## [TASK BRIEF]
Check each line of the records below for the word "JSON" and copy those where it appears.
** START **
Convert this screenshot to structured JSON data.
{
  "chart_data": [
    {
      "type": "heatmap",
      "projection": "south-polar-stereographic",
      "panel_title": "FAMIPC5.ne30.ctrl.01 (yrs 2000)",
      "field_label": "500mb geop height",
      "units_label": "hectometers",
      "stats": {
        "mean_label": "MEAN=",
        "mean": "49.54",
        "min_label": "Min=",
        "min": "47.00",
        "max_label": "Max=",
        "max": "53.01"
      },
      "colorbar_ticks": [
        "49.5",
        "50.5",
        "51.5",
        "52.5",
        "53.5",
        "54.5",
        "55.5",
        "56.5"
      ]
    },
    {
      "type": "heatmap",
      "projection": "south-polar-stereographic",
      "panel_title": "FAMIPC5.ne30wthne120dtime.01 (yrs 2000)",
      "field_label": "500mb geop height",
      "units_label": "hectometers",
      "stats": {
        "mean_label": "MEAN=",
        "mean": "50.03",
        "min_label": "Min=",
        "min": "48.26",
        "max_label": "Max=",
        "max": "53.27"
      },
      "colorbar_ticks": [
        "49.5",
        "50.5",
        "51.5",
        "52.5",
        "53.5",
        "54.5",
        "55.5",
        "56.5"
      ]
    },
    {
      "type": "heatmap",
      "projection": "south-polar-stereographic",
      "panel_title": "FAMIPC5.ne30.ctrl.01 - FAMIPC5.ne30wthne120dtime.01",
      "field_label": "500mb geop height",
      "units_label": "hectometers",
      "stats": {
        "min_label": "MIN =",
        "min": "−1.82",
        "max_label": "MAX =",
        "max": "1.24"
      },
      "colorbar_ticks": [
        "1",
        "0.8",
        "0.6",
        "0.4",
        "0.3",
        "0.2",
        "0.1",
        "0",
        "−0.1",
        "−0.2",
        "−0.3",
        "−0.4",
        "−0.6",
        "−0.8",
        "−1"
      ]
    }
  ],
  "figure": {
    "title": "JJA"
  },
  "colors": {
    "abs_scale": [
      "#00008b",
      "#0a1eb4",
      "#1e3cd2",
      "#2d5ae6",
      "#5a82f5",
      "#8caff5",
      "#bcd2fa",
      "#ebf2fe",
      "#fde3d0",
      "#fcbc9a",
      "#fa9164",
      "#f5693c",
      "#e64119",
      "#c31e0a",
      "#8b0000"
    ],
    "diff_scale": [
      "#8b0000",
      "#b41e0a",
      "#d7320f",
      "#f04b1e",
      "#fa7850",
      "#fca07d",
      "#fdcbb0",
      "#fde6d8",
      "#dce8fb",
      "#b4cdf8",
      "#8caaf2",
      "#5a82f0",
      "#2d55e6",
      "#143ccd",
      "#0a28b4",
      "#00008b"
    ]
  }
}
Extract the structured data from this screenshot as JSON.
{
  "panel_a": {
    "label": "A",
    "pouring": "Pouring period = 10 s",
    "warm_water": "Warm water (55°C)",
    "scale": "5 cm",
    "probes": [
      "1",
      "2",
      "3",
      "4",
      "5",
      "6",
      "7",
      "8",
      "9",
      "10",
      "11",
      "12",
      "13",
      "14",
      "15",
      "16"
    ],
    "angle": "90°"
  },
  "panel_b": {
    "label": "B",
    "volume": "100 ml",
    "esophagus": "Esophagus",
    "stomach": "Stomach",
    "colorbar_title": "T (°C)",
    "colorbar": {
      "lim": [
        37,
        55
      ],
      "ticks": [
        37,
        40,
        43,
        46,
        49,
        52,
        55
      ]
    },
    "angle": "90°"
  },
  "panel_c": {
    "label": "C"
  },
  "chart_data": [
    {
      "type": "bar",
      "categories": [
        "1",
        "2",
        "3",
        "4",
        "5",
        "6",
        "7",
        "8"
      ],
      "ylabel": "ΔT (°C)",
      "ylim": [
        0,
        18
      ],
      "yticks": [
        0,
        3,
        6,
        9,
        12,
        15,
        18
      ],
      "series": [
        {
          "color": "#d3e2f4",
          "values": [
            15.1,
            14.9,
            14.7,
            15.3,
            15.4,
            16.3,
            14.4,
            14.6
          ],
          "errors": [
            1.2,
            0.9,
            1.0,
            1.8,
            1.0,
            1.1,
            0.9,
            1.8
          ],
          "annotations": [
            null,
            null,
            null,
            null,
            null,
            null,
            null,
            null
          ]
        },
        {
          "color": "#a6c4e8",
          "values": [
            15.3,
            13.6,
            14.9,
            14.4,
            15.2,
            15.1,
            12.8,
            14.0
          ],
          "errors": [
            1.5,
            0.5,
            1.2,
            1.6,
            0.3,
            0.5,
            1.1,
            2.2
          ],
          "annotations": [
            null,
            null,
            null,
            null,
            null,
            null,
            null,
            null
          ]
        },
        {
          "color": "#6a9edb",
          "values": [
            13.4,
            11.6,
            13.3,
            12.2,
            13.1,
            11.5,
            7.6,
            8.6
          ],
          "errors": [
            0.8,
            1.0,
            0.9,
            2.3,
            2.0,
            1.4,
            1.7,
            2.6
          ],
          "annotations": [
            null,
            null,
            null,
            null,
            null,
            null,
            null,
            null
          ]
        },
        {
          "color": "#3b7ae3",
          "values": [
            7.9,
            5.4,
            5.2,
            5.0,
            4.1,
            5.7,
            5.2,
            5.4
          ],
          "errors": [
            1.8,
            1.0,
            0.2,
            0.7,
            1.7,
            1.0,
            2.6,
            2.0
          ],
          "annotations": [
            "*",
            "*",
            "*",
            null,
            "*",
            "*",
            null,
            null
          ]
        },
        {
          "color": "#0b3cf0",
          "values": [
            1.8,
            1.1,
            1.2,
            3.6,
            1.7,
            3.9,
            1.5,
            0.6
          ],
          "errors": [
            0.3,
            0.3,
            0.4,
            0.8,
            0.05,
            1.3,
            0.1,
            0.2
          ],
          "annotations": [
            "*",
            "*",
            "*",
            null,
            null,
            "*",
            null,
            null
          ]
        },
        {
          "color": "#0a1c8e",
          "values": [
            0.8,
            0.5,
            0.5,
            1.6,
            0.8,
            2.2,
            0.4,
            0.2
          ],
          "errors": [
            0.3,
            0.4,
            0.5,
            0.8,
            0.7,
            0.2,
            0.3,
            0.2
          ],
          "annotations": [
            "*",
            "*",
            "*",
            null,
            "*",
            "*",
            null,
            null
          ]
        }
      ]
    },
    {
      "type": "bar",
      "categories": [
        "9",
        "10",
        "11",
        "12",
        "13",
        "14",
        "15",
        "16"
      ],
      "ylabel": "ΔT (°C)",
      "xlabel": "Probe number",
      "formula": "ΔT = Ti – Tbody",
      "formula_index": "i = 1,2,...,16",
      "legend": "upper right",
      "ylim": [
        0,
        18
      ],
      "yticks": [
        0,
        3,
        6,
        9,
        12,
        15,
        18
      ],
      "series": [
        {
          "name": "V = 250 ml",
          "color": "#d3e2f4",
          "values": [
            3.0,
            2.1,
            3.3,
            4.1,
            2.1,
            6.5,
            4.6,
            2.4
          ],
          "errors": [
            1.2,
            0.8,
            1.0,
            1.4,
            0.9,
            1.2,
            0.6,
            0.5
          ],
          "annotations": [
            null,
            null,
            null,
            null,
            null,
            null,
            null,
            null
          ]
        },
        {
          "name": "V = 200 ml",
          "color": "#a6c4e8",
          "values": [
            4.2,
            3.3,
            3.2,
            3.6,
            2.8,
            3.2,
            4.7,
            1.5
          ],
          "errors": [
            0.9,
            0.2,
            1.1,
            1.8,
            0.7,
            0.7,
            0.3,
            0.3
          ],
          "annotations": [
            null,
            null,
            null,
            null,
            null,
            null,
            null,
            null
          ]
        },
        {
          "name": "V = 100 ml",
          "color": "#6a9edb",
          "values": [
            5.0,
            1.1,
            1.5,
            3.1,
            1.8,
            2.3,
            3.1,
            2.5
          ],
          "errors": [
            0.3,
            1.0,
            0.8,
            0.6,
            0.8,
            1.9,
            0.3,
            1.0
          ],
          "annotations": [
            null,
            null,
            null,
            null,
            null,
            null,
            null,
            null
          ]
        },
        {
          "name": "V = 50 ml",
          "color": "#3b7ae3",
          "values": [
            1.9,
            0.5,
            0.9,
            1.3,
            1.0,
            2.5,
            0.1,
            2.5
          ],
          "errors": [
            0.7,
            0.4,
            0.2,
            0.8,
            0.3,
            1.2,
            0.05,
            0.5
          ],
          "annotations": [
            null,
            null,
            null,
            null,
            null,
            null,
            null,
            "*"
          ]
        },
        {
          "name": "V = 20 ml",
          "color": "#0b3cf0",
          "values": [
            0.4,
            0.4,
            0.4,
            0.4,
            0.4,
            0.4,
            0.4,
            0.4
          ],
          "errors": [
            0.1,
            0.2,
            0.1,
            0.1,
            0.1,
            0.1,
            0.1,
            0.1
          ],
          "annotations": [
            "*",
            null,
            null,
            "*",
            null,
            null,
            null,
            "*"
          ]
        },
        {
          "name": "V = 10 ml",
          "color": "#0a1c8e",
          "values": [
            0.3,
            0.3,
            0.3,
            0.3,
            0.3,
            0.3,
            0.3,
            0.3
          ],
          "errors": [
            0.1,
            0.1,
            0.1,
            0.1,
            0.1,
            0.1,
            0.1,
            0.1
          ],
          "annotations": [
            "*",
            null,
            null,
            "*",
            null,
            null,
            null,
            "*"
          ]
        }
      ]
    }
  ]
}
** END **
** START **
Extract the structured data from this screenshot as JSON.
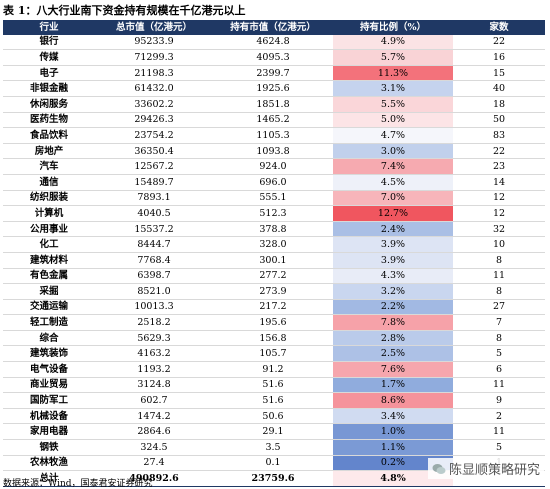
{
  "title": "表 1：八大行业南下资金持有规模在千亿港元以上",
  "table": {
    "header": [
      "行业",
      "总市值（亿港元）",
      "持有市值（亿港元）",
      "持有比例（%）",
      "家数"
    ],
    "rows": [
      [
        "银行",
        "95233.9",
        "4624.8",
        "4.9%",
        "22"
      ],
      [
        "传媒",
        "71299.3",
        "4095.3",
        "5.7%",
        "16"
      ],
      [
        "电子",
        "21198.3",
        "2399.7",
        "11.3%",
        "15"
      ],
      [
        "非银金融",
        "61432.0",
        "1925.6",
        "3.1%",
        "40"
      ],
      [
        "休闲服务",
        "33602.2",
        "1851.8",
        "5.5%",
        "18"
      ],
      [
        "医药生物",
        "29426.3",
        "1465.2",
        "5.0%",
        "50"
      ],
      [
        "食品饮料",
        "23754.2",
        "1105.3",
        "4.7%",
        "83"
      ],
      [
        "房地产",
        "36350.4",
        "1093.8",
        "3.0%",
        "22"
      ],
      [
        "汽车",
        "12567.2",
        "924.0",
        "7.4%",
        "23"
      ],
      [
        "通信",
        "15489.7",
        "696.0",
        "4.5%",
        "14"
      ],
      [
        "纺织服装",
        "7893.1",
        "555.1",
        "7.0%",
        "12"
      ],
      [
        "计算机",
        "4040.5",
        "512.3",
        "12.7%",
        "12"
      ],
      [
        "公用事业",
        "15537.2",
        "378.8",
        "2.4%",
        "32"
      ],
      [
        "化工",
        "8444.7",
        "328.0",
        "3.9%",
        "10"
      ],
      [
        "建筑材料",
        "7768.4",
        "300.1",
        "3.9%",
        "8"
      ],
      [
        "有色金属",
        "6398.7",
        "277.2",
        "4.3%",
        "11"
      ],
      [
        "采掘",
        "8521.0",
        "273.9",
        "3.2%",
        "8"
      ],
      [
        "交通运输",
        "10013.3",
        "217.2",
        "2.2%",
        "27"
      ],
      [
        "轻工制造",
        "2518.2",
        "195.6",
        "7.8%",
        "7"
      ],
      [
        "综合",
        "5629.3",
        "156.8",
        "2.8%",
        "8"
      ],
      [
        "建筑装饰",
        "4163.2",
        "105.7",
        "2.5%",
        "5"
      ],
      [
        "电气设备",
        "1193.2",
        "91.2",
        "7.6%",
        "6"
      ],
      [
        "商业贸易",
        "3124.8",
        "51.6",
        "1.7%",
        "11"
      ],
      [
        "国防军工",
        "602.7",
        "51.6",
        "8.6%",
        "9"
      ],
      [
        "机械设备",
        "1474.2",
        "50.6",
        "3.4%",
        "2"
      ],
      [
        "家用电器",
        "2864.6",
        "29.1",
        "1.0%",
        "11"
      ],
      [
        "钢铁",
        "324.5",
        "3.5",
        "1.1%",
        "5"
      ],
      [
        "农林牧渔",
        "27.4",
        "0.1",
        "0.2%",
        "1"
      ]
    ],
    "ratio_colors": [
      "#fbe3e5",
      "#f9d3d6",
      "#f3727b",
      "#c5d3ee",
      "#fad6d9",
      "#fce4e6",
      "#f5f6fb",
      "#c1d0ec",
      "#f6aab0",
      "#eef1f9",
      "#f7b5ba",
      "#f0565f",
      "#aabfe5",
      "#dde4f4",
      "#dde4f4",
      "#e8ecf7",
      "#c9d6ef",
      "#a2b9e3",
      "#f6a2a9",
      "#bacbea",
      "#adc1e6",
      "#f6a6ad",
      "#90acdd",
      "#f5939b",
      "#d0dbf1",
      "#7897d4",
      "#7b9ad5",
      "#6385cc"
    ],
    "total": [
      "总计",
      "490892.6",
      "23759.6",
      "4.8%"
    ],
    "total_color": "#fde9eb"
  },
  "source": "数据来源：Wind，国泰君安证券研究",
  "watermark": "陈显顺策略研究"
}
** END **
** START **
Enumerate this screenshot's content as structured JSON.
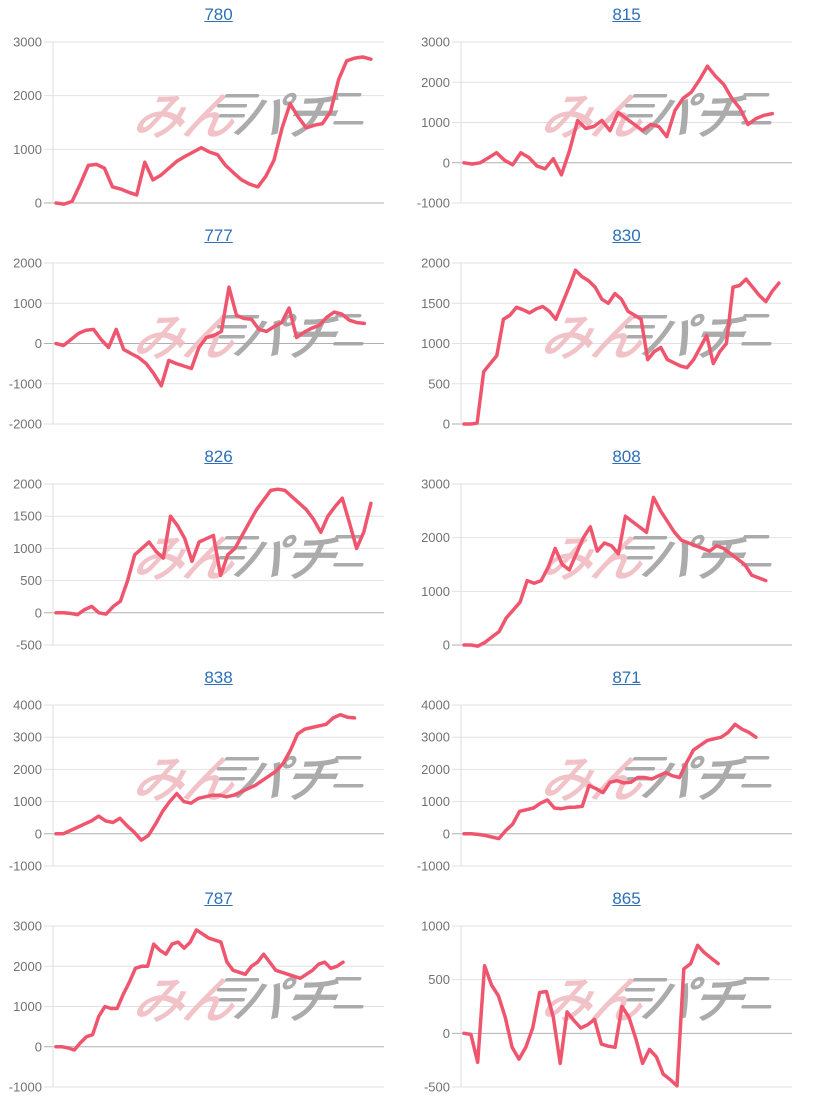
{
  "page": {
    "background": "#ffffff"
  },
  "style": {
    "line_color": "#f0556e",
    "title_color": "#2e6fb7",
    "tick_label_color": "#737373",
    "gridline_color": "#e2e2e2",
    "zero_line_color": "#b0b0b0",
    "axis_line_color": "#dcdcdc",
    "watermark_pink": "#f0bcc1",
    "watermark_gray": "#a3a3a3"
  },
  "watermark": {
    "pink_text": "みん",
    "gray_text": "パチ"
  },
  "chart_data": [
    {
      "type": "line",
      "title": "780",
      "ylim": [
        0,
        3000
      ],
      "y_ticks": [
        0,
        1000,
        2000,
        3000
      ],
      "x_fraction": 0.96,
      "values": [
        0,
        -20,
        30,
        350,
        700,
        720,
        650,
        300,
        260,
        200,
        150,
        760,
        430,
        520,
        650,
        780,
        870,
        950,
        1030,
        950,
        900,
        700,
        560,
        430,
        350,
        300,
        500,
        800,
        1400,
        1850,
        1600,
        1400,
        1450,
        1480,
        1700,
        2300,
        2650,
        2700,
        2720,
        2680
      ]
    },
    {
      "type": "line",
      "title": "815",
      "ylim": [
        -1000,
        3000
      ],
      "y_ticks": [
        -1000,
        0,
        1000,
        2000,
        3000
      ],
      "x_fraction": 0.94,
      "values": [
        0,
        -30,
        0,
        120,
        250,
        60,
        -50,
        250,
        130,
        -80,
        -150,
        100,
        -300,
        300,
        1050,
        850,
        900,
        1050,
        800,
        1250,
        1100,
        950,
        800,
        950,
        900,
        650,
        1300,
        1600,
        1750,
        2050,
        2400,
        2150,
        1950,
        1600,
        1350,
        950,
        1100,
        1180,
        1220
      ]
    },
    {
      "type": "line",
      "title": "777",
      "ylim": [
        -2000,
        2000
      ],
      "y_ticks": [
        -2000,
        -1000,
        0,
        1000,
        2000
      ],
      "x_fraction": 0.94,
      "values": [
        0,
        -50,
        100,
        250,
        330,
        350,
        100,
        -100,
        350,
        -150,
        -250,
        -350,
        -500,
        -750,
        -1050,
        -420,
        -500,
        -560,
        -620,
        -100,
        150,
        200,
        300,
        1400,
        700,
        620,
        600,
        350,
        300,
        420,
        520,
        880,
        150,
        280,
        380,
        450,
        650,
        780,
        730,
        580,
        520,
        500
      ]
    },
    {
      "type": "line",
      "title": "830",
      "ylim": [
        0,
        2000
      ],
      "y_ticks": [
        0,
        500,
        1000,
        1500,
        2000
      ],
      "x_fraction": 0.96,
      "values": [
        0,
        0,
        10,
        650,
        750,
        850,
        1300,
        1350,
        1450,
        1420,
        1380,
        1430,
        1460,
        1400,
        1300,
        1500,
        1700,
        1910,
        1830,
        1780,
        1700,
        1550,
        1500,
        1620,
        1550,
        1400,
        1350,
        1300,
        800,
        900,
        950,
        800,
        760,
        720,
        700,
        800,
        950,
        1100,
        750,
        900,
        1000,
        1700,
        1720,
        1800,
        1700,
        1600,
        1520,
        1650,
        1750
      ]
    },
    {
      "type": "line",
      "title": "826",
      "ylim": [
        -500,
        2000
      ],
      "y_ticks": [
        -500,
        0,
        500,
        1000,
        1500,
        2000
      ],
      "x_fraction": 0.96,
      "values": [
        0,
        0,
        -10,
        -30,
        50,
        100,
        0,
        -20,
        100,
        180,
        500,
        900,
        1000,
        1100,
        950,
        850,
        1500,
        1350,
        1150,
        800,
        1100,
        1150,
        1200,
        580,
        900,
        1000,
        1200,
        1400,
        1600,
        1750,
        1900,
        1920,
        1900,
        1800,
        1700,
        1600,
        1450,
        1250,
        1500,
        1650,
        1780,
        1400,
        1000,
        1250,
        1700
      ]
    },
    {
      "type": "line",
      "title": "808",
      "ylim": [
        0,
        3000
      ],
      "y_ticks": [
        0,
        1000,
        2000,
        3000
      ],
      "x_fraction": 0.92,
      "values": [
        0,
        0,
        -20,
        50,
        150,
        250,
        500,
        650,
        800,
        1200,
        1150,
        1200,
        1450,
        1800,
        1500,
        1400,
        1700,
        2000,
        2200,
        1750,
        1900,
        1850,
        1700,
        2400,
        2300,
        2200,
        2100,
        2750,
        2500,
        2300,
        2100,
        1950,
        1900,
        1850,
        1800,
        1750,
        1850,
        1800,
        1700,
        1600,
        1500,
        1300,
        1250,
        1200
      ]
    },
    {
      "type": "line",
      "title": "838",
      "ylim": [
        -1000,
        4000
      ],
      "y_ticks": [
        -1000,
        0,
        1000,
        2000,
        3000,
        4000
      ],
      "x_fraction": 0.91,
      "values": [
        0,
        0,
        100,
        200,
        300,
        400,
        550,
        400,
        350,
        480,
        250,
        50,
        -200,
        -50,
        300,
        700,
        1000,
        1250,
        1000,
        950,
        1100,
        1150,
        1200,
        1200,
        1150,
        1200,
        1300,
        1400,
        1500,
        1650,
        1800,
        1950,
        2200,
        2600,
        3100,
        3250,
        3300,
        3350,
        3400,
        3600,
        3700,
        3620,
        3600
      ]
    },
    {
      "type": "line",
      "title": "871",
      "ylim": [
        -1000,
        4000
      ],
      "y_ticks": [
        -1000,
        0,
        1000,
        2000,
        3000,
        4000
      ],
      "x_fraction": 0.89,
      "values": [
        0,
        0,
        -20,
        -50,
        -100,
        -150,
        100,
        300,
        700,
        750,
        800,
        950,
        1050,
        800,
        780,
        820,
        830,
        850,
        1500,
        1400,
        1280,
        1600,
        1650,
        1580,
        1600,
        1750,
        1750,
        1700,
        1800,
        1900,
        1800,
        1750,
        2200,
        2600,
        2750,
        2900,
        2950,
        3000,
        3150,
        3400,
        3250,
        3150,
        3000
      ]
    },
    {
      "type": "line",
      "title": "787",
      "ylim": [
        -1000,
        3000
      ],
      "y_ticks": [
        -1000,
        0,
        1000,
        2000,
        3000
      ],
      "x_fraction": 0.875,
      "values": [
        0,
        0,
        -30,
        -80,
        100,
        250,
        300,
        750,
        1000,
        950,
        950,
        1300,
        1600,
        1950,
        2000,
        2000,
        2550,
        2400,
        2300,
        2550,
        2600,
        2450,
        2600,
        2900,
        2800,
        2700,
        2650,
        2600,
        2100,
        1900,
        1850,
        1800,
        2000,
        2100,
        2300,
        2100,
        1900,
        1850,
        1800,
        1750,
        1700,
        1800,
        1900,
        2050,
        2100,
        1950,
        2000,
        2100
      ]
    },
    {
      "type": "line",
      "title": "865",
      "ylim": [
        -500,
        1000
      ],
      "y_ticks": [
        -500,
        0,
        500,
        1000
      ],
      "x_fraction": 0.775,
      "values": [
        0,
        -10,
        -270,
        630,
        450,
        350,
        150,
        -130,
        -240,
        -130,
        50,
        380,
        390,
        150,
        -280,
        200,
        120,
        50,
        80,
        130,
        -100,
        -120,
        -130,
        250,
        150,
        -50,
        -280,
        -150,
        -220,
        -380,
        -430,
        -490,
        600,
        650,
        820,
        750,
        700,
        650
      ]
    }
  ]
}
** END **
## [REPLY]
Convert this screenshot to structured JSON data.
Extract the structured data from this screenshot as JSON.
Extract the structured data from this screenshot as JSON.
Enumerate this screenshot's content as structured JSON.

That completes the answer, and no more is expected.